→ **The task**
Write out every one of the records below word for word, leaving out the pictures.

→ **Supplied material**

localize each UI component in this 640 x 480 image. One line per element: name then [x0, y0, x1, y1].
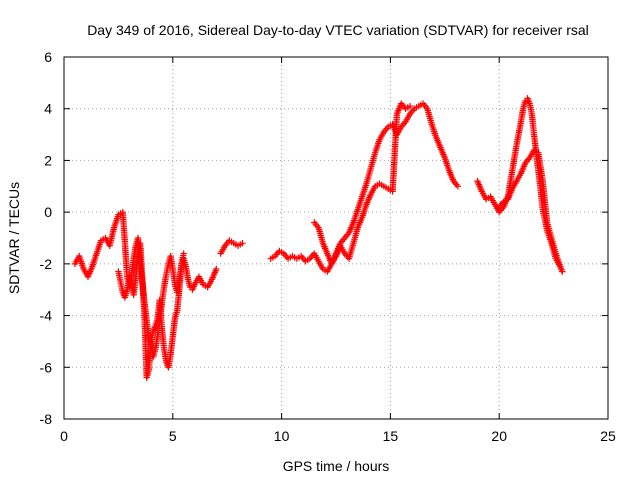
- y-tick-label: -6: [40, 359, 53, 375]
- x-axis-label: GPS time / hours: [283, 458, 390, 474]
- y-tick-label: -4: [40, 308, 53, 324]
- x-tick-label: 0: [60, 428, 68, 444]
- data-points: [71, 95, 566, 381]
- y-tick-label: 4: [44, 101, 52, 117]
- y-axis-label: SDTVAR / TECUs: [6, 182, 22, 294]
- series-segment-d: [267, 100, 462, 275]
- data-point: [556, 263, 564, 270]
- x-tick-label: 5: [169, 428, 177, 444]
- y-tick-label: -2: [40, 256, 53, 272]
- x-tick-label: 15: [383, 428, 399, 444]
- y-tick-label: -8: [40, 411, 53, 427]
- y-tick-label: 0: [44, 204, 52, 220]
- data-point: [454, 183, 462, 190]
- y-tick-label: 2: [44, 152, 52, 168]
- chart-title: Day 349 of 2016, Sidereal Day-to-day VTE…: [87, 22, 589, 38]
- data-point: [406, 102, 414, 110]
- series-segment-g: [496, 146, 564, 270]
- axis-ticks: 0 5 10 15 20 25 -8 -6 -4 -2 0 2 4 6: [40, 49, 616, 444]
- series-segment-e: [311, 100, 414, 268]
- y-tick-label: 6: [44, 49, 52, 65]
- data-point: [559, 268, 566, 275]
- data-point: [180, 250, 187, 257]
- series-segment-c: [217, 237, 246, 257]
- x-tick-label: 10: [274, 428, 290, 444]
- data-point: [239, 239, 246, 247]
- x-tick-label: 20: [491, 428, 507, 444]
- data-point: [213, 265, 220, 273]
- x-tick-label: 25: [600, 428, 616, 444]
- grid-lines: [64, 57, 608, 419]
- series-segment-b: [115, 239, 187, 381]
- plot-frame: [63, 56, 609, 420]
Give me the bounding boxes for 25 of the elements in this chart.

→ **Correct answer**
localize each UI component in this 640 x 480 image. One line per element: name then [x0, y0, x1, y1].
- y-tick-label: -6: [40, 359, 53, 375]
- x-axis-label: GPS time / hours: [283, 458, 390, 474]
- y-tick-label: -4: [40, 308, 53, 324]
- x-tick-label: 0: [60, 428, 68, 444]
- data-points: [71, 95, 566, 381]
- y-tick-label: 4: [44, 101, 52, 117]
- y-axis-label: SDTVAR / TECUs: [6, 182, 22, 294]
- series-segment-d: [267, 100, 462, 275]
- data-point: [556, 263, 564, 270]
- x-tick-label: 5: [169, 428, 177, 444]
- y-tick-label: -2: [40, 256, 53, 272]
- x-tick-label: 15: [383, 428, 399, 444]
- y-tick-label: -8: [40, 411, 53, 427]
- y-tick-label: 0: [44, 204, 52, 220]
- data-point: [454, 183, 462, 190]
- y-tick-label: 2: [44, 152, 52, 168]
- chart-title: Day 349 of 2016, Sidereal Day-to-day VTE…: [87, 22, 589, 38]
- data-point: [406, 102, 414, 110]
- series-segment-g: [496, 146, 564, 270]
- axis-ticks: 0 5 10 15 20 25 -8 -6 -4 -2 0 2 4 6: [40, 49, 616, 444]
- series-segment-e: [311, 100, 414, 268]
- y-tick-label: 6: [44, 49, 52, 65]
- data-point: [559, 268, 566, 275]
- data-point: [180, 250, 187, 257]
- series-segment-c: [217, 237, 246, 257]
- x-tick-label: 10: [274, 428, 290, 444]
- data-point: [239, 239, 246, 247]
- x-tick-label: 20: [491, 428, 507, 444]
- data-point: [213, 265, 220, 273]
- x-tick-label: 25: [600, 428, 616, 444]
- grid-lines: [64, 57, 608, 419]
- series-segment-b: [115, 239, 187, 381]
- plot-frame: [63, 56, 609, 420]
Give me the bounding boxes for 25 of the elements in this chart.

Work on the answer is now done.